WHAT IS EXPECTED:
In the reply below about binning integers with hist(), which two default options define the described binning behavior?

PASSAGE:
Skip to content
Prev 34740 / 63421 Next

Binning of integers with hist() function odd results (P (PR#14047)

On 06-Nov-09 23:30:12, gug at fnal.gov wrote:
This is the correct intended bahaviour. By default, values which are
exactly on the boundary between two bins are counted in the bin which
is just below the boundary value. Except that the bottom-most break
will count values on it into the bin just above it.

Hence 1,2,2 all go into the [1,2] bin; 3,3,3 into (2,3];
4,4,4,4 into (3,4]; and 5,5,5,5,5 into (4,5]. Hence the counts 3,3,4,5.

Since you did not set breaks in
  h1<-hist(c(1,2,2,3,3,3,4,4,4,4,5,5,5,5,5)),
they were set using the default method, and you can see what they are
with

  h1$breaks
  [1] 1 2 3 4 5

When you add 0.1 to each value, you push the values on the boundaries
up into the next bin. Now each value is inside its bin, and not on
any boundary. Hence 1.1 is in (1,2]; 2.1,2.1 in (2,3];
3.1,3.1,3.1 in (3,4]; 4.1,4.1,4.1,4.1 in (4,5]; and
5.1,5.1,5.1,5.1,5.1 in (5,6], giving counts 1,2,3,4,5 as you observe.

The default behaviour described above is defined by the default options

  include.lowest = TRUE, right = TRUE

where:

include.lowest: logical; if 'TRUE', an 'x[i]' equal to the 'breaks'
          value will be included in the first (or last, for 'right =
          FALSE') bar.  This will be ignored (with a warning) unless
          'breaks' is a vector.

   right: logical; if 'TRUE', the histograms cells are right-closed
          (left open) intervals.

See '?hist'. You can change this behaviour by shanging the options.

Hoping this helps,
Ted.

--------------------------------------------------------------------
E-Mail: (Ted Harding) <Ted.Harding at manchester.ac.uk>
Fax-to-email: +44 (0)870 094 0861
Date: 07-Nov-09                                       Time: 13:57:07
------------------------------ XFMail ------------------------------

RECORDS SUPPLIED:
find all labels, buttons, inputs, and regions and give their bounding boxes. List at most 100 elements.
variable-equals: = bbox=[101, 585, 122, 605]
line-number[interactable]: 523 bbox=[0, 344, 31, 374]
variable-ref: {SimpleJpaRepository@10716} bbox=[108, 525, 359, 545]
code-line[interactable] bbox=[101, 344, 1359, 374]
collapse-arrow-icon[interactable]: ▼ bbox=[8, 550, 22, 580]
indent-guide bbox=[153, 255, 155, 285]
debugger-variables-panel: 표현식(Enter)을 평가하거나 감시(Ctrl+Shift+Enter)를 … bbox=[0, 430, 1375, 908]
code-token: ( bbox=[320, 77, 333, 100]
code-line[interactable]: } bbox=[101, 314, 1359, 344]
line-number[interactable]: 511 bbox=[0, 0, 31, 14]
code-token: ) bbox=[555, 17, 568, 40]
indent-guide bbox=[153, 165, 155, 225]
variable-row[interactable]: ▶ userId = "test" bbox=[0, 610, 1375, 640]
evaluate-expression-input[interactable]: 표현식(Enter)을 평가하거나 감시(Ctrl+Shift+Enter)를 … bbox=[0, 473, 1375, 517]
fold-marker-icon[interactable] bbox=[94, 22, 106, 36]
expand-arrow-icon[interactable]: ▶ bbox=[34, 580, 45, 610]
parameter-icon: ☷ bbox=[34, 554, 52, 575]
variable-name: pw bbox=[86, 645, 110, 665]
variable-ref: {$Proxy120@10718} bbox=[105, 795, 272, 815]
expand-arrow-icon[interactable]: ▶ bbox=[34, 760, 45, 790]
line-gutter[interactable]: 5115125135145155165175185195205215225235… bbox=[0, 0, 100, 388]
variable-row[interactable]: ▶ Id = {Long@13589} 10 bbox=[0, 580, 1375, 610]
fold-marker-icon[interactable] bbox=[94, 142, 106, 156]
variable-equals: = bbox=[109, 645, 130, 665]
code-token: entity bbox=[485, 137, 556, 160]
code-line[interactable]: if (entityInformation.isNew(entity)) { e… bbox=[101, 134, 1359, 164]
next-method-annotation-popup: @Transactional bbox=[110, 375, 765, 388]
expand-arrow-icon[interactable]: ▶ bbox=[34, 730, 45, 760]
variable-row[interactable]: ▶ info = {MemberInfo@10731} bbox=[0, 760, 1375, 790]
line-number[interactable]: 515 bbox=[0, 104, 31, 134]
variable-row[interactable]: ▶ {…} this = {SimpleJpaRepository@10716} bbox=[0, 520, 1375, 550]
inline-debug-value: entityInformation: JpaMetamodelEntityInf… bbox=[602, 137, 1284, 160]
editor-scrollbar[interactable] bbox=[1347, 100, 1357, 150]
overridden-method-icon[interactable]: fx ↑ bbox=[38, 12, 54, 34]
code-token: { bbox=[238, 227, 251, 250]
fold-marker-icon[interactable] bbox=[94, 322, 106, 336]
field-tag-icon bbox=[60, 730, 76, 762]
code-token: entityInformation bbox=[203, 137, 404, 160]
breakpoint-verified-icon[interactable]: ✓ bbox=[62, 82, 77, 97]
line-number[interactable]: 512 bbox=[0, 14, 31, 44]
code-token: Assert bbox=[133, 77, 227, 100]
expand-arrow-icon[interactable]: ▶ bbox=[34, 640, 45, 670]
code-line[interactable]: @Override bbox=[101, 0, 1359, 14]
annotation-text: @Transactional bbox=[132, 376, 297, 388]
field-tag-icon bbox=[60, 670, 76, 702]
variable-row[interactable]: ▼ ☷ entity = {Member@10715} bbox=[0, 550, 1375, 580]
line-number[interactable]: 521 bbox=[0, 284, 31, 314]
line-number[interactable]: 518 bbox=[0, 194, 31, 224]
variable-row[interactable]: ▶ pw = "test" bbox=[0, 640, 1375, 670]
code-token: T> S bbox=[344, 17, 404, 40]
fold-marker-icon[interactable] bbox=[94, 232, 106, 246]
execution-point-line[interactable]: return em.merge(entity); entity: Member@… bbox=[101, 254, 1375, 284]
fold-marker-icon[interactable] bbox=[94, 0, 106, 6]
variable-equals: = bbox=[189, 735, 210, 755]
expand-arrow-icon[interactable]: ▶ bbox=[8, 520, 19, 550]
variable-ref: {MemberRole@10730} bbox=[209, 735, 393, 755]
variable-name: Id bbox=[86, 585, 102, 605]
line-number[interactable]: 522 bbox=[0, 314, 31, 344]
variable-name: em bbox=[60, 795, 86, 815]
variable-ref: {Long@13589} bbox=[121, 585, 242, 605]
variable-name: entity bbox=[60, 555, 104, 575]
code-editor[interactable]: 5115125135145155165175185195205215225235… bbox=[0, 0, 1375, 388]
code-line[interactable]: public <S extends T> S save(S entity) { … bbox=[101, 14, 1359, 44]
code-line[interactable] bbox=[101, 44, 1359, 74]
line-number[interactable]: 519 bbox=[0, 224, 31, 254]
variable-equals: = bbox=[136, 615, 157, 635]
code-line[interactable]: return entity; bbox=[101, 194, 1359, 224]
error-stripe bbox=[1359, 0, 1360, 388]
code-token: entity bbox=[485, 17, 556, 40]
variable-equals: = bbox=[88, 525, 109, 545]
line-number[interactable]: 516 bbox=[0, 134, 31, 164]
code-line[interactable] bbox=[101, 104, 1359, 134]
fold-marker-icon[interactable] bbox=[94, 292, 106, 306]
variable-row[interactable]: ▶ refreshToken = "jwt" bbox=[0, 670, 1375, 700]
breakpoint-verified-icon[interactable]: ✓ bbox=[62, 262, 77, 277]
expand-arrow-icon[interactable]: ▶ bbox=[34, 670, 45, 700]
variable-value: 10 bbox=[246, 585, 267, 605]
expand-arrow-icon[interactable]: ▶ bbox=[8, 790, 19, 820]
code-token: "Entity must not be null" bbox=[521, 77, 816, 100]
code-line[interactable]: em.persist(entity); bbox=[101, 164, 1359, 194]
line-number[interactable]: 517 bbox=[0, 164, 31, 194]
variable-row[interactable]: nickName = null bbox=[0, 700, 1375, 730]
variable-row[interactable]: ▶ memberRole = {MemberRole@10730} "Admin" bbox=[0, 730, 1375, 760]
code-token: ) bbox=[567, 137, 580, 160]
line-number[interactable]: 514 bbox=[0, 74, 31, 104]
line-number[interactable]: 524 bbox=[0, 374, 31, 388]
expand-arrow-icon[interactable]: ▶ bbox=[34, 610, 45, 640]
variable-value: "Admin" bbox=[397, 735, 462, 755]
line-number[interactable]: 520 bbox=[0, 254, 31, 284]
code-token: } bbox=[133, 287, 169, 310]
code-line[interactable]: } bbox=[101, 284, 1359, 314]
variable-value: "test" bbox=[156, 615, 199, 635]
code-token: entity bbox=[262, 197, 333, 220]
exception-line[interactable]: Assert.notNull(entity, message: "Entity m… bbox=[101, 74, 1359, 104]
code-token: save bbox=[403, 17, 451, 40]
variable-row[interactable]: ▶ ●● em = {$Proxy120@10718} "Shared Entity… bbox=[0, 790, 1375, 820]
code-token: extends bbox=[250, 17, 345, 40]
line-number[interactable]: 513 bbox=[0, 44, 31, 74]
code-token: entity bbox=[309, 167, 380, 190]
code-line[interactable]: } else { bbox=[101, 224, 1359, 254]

COMPLETED EXERCISE:
include.lowest = TRUE and right = TRUE